**** Exercise data ****

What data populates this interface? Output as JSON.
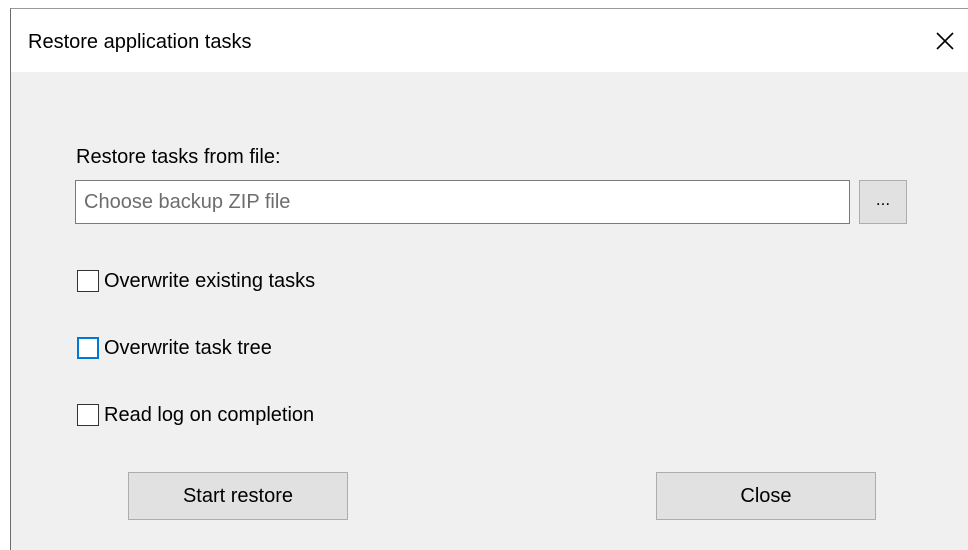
{
  "window": {
    "title": "Restore application tasks"
  },
  "icons": {
    "close": "close-icon"
  },
  "restore": {
    "section_label": "Restore tasks from file:",
    "file_input": {
      "value": "",
      "placeholder": "Choose backup ZIP file"
    },
    "browse_label": "..."
  },
  "options": [
    {
      "label": "Overwrite existing tasks",
      "checked": false
    },
    {
      "label": "Overwrite task tree",
      "checked": false,
      "focused": true
    },
    {
      "label": "Read log on completion",
      "checked": false
    }
  ],
  "buttons": {
    "start_label": "Start restore",
    "close_label": "Close"
  },
  "colors": {
    "focus_accent": "#0078d7",
    "dialog_background": "#f0f0f0",
    "button_background": "#e1e1e1"
  }
}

****

* _The exercise_: Do not include images; quote all of the entries above exactly.

* _Answer to the problem_:
What data populates this interface? Output as JSON.
{
  "window": {
    "title": "Restore application tasks"
  },
  "icons": {
    "close": "close-icon"
  },
  "restore": {
    "section_label": "Restore tasks from file:",
    "file_input": {
      "value": "",
      "placeholder": "Choose backup ZIP file"
    },
    "browse_label": "..."
  },
  "options": [
    {
      "label": "Overwrite existing tasks",
      "checked": false
    },
    {
      "label": "Overwrite task tree",
      "checked": false,
      "focused": true
    },
    {
      "label": "Read log on completion",
      "checked": false
    }
  ],
  "buttons": {
    "start_label": "Start restore",
    "close_label": "Close"
  },
  "colors": {
    "focus_accent": "#0078d7",
    "dialog_background": "#f0f0f0",
    "button_background": "#e1e1e1"
  }
}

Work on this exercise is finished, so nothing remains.